-- Start RECORD EXCERPTS --

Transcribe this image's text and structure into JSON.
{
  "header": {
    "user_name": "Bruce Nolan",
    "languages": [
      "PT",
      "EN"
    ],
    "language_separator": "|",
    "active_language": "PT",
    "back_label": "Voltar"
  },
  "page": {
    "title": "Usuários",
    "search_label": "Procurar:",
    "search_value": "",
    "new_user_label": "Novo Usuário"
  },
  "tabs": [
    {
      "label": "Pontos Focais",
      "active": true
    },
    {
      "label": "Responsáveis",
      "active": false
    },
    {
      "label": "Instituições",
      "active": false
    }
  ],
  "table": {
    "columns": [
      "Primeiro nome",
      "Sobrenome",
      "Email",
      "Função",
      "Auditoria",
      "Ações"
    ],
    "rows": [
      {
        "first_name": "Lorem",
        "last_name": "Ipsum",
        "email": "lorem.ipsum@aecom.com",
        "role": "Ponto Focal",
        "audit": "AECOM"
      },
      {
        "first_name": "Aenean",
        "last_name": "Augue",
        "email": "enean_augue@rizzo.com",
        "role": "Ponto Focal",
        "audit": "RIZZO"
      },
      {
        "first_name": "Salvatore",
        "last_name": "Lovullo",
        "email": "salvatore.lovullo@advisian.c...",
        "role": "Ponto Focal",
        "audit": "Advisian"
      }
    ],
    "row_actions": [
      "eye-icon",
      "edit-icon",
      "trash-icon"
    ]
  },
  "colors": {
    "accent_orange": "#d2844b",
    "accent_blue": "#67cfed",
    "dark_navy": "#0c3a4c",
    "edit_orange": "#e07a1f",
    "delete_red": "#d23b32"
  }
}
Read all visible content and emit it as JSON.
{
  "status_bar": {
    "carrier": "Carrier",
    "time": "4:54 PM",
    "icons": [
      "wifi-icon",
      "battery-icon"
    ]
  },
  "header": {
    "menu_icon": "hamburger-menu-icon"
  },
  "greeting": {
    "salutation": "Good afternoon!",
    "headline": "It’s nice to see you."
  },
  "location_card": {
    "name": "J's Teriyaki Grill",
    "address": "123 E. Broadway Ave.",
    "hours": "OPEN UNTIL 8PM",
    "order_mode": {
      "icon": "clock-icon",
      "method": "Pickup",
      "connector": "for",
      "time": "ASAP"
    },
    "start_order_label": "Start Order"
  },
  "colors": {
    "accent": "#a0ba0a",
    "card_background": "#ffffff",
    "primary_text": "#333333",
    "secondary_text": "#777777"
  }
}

-- End RECORD EXCERPTS --

THE TASK —
Repeat the data verbatim.

SOLUTION FOR THIS EXERCISE —
Transcribe this image's text and structure into JSON.
{
  "header": {
    "user_name": "Bruce Nolan",
    "languages": [
      "PT",
      "EN"
    ],
    "language_separator": "|",
    "active_language": "PT",
    "back_label": "Voltar"
  },
  "page": {
    "title": "Usuários",
    "search_label": "Procurar:",
    "search_value": "",
    "new_user_label": "Novo Usuário"
  },
  "tabs": [
    {
      "label": "Pontos Focais",
      "active": true
    },
    {
      "label": "Responsáveis",
      "active": false
    },
    {
      "label": "Instituições",
      "active": false
    }
  ],
  "table": {
    "columns": [
      "Primeiro nome",
      "Sobrenome",
      "Email",
      "Função",
      "Auditoria",
      "Ações"
    ],
    "rows": [
      {
        "first_name": "Lorem",
        "last_name": "Ipsum",
        "email": "lorem.ipsum@aecom.com",
        "role": "Ponto Focal",
        "audit": "AECOM"
      },
      {
        "first_name": "Aenean",
        "last_name": "Augue",
        "email": "enean_augue@rizzo.com",
        "role": "Ponto Focal",
        "audit": "RIZZO"
      },
      {
        "first_name": "Salvatore",
        "last_name": "Lovullo",
        "email": "salvatore.lovullo@advisian.c...",
        "role": "Ponto Focal",
        "audit": "Advisian"
      }
    ],
    "row_actions": [
      "eye-icon",
      "edit-icon",
      "trash-icon"
    ]
  },
  "colors": {
    "accent_orange": "#d2844b",
    "accent_blue": "#67cfed",
    "dark_navy": "#0c3a4c",
    "edit_orange": "#e07a1f",
    "delete_red": "#d23b32"
  }
}
Read all visible content and emit it as JSON.
{
  "status_bar": {
    "carrier": "Carrier",
    "time": "4:54 PM",
    "icons": [
      "wifi-icon",
      "battery-icon"
    ]
  },
  "header": {
    "menu_icon": "hamburger-menu-icon"
  },
  "greeting": {
    "salutation": "Good afternoon!",
    "headline": "It’s nice to see you."
  },
  "location_card": {
    "name": "J's Teriyaki Grill",
    "address": "123 E. Broadway Ave.",
    "hours": "OPEN UNTIL 8PM",
    "order_mode": {
      "icon": "clock-icon",
      "method": "Pickup",
      "connector": "for",
      "time": "ASAP"
    },
    "start_order_label": "Start Order"
  },
  "colors": {
    "accent": "#a0ba0a",
    "card_background": "#ffffff",
    "primary_text": "#333333",
    "secondary_text": "#777777"
  }
}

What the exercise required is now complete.